** Start Data extract **

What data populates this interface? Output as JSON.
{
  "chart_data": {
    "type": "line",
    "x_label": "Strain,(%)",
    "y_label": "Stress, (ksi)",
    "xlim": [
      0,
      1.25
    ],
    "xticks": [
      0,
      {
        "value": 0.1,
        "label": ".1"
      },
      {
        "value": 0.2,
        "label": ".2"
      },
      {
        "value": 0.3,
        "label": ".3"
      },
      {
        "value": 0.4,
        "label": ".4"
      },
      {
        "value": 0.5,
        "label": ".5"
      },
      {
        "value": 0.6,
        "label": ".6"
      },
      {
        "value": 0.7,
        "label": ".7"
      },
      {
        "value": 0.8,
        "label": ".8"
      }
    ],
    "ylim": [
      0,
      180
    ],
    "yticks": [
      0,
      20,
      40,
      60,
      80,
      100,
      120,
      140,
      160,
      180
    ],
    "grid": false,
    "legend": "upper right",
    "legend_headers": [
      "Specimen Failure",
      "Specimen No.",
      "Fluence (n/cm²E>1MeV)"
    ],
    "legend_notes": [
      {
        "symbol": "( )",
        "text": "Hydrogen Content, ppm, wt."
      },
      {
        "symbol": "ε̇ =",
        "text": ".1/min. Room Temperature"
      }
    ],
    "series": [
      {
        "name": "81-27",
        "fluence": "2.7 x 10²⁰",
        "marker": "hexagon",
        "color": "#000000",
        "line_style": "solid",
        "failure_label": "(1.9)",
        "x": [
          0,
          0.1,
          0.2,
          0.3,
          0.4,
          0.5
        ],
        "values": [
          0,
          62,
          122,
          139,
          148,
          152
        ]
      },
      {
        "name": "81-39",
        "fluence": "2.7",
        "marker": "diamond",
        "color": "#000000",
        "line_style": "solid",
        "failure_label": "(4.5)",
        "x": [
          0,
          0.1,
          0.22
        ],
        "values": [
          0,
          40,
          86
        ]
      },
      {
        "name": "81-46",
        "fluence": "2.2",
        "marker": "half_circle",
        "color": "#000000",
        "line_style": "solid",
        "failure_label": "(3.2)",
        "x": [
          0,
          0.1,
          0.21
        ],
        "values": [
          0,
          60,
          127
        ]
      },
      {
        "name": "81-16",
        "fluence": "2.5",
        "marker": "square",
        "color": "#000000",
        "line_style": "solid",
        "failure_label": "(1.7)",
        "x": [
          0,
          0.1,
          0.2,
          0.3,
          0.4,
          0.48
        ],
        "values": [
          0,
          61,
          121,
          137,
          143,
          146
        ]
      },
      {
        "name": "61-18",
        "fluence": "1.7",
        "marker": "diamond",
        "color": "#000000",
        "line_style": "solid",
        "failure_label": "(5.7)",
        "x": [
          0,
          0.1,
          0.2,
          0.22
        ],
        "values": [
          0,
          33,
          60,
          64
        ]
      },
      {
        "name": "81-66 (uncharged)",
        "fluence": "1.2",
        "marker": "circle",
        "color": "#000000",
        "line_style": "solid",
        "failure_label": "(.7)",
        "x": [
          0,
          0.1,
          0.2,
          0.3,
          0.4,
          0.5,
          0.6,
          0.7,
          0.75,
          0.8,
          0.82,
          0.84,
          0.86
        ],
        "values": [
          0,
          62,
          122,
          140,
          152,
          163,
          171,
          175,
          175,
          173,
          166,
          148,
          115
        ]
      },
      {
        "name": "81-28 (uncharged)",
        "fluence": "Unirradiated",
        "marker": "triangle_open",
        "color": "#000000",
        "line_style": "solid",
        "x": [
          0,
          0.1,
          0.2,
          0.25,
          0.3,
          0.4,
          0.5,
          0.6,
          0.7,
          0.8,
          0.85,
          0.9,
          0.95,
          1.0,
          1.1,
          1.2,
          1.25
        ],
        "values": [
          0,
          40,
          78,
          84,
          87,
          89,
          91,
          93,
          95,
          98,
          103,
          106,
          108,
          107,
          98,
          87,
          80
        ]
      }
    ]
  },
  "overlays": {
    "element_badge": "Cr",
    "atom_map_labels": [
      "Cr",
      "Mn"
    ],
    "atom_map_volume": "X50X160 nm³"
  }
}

** End Data extract **

Written request: Only lines with "uncharged" are wanted here; list each of them.

Solution:
        "name": "81-66 (uncharged)",
        "name": "81-28 (uncharged)",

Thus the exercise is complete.